Task description ▸ Work through the records below and tally every line containing "Plate". Reply with the total alone.

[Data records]

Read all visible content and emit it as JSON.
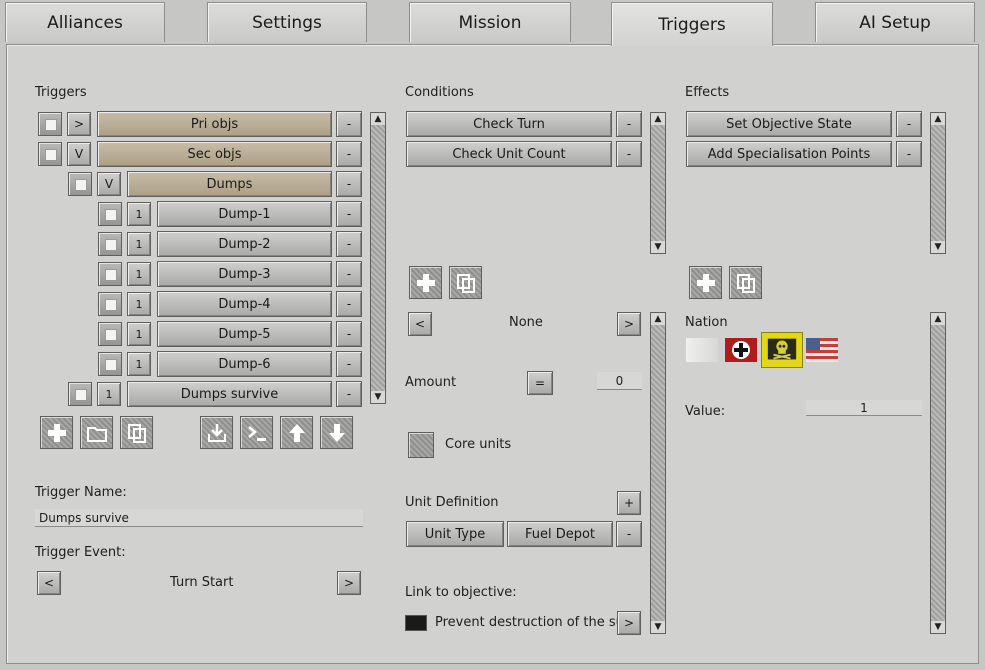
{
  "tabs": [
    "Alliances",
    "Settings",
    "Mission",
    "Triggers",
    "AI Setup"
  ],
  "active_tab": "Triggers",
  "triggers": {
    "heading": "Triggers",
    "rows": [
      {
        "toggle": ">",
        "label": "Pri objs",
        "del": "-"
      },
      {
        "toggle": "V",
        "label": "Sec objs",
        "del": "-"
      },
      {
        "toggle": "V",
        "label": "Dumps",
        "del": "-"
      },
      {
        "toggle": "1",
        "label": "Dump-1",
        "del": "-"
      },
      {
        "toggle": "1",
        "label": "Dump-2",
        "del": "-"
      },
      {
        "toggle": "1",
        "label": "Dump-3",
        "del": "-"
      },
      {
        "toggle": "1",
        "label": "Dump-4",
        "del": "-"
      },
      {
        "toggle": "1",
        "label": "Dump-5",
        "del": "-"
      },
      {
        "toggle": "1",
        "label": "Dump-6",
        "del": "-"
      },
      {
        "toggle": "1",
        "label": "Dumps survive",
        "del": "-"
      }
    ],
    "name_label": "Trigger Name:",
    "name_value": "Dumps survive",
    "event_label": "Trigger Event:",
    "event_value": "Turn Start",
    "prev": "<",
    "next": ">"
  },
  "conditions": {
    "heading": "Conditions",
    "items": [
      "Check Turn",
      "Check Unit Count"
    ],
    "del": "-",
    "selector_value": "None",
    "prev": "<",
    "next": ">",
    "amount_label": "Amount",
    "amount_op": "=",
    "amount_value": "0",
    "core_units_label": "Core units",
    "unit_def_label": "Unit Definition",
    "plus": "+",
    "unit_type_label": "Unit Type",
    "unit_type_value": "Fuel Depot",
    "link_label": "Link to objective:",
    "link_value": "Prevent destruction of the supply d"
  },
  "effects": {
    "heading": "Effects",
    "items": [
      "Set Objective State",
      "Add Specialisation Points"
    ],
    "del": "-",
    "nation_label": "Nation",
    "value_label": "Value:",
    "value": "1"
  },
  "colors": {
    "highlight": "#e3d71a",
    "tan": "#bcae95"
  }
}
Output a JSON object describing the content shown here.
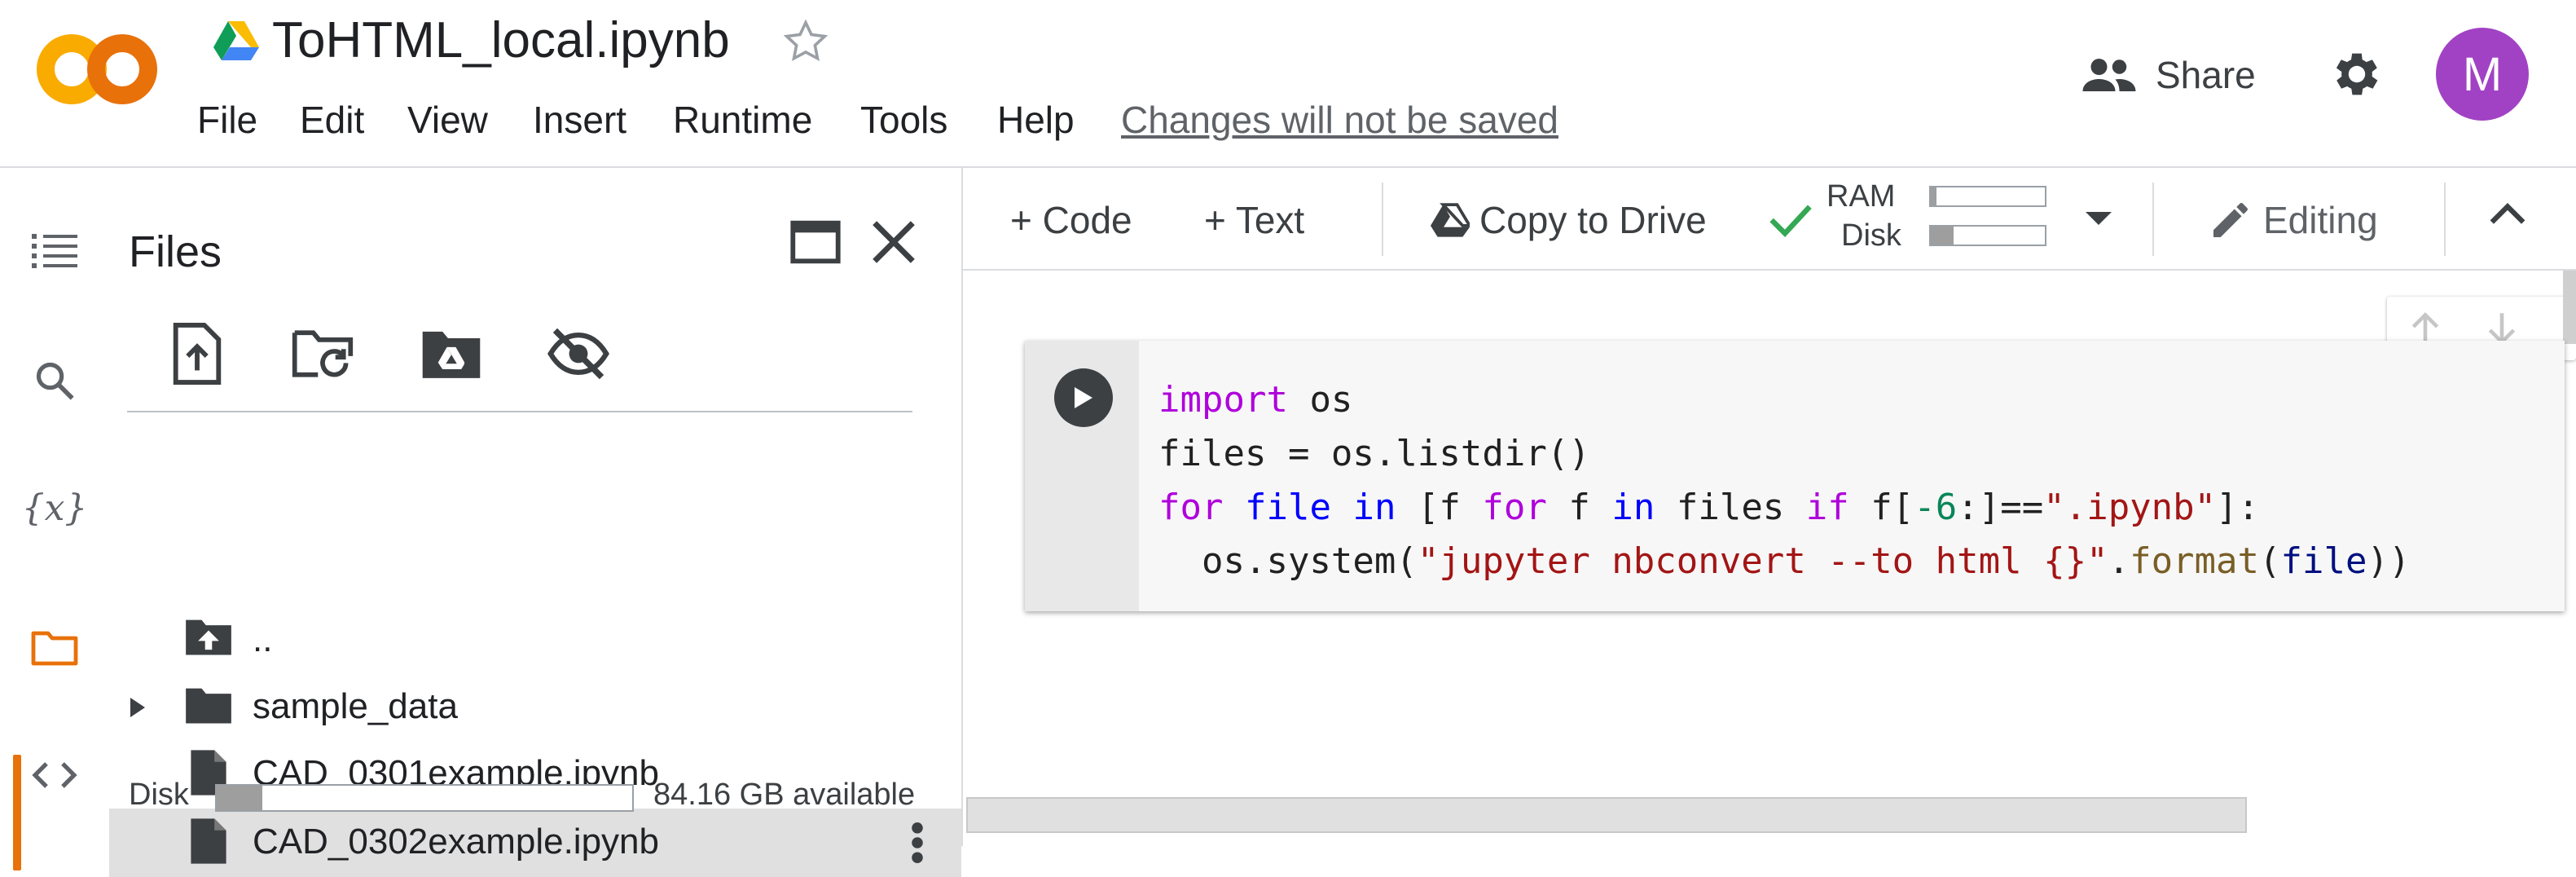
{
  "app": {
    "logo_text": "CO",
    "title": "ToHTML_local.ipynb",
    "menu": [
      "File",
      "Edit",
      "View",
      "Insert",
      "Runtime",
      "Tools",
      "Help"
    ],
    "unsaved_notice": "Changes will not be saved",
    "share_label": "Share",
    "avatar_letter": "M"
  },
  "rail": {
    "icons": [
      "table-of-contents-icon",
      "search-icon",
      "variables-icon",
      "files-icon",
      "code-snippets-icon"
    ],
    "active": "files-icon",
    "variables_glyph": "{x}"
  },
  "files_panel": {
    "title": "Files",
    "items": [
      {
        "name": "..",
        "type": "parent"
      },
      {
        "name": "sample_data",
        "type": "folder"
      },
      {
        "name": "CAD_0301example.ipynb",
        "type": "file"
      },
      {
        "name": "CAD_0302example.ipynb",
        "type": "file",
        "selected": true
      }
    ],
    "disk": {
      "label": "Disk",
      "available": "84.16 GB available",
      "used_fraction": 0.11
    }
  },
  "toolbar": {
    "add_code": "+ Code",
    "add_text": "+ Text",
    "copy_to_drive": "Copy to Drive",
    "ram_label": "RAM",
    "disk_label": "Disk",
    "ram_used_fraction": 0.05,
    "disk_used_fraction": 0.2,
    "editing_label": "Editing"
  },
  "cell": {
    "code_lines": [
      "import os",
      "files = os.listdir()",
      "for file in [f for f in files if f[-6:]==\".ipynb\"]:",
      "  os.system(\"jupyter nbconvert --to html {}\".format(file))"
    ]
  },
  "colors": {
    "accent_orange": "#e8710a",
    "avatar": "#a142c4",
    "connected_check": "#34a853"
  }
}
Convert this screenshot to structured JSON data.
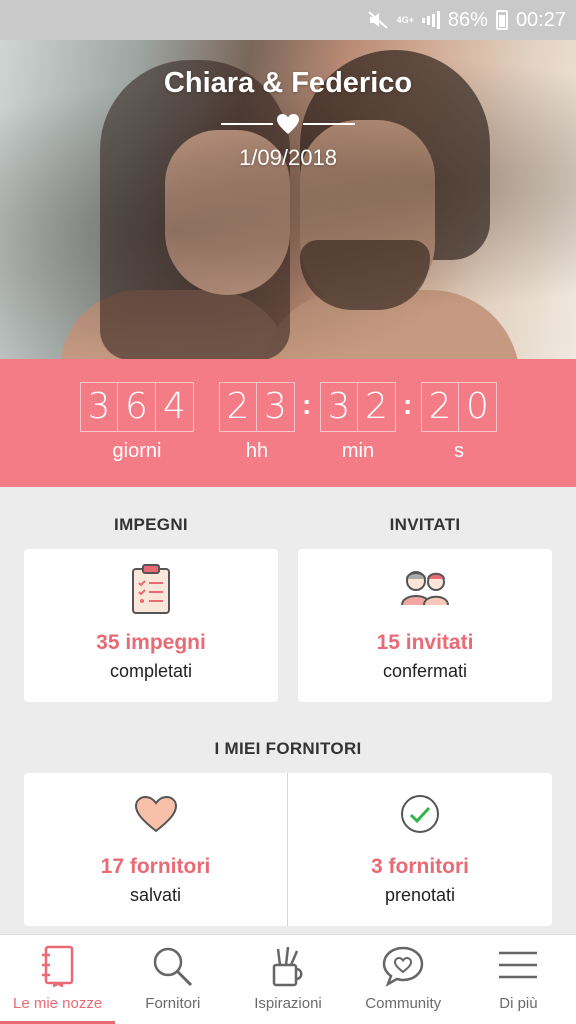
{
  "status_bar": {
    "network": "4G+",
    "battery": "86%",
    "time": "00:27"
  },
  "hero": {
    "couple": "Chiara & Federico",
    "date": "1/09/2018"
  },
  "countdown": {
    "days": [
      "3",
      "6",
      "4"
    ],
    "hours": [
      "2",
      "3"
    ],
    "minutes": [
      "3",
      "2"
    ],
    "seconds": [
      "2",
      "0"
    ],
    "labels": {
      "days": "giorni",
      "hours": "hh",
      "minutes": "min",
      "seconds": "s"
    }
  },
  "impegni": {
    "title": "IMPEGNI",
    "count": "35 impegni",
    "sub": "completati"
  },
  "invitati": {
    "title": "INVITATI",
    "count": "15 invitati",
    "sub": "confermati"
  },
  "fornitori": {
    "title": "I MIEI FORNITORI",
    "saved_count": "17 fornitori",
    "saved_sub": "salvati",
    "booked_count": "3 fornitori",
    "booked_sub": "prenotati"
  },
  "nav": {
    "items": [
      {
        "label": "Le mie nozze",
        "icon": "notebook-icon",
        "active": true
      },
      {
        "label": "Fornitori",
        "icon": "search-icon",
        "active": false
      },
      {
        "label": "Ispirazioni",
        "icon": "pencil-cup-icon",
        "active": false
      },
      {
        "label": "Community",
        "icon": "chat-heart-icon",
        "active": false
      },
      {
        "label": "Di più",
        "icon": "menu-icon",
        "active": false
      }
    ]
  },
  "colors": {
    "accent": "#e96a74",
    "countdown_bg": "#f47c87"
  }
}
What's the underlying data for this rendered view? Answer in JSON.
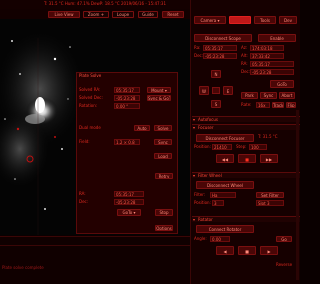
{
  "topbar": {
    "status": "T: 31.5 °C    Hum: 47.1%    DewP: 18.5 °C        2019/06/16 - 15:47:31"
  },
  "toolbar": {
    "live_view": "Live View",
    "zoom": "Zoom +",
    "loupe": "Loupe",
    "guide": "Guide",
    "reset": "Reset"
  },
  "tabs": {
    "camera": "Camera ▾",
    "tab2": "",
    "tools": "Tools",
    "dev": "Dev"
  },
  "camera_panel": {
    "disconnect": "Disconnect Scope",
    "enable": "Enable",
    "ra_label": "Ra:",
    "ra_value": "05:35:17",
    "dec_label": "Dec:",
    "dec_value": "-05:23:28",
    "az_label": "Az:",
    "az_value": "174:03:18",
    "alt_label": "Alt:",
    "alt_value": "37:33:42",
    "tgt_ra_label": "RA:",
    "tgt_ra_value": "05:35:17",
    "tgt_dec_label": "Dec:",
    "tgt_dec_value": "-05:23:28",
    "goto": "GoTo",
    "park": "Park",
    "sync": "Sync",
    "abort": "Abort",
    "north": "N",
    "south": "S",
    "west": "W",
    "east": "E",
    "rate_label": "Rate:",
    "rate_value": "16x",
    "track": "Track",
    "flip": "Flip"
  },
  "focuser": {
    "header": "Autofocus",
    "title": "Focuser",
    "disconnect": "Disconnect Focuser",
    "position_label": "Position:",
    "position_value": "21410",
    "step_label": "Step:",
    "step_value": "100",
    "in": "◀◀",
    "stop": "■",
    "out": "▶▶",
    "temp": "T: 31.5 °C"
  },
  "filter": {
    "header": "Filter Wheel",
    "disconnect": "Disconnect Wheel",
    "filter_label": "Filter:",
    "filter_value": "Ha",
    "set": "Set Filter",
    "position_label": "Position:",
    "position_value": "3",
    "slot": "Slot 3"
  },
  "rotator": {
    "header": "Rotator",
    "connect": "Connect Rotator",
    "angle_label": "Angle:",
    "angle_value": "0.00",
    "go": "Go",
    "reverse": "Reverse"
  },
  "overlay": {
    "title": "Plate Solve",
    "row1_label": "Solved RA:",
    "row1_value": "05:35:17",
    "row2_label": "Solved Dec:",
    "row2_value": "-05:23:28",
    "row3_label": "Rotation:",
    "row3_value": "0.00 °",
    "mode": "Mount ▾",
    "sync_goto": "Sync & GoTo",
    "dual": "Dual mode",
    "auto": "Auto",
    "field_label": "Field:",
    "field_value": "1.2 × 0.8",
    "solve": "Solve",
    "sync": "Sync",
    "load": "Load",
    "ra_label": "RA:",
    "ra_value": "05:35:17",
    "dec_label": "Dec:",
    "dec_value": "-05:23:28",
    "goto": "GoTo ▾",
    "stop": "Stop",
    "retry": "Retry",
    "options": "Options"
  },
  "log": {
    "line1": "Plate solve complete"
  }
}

Exercise answer ▸ 2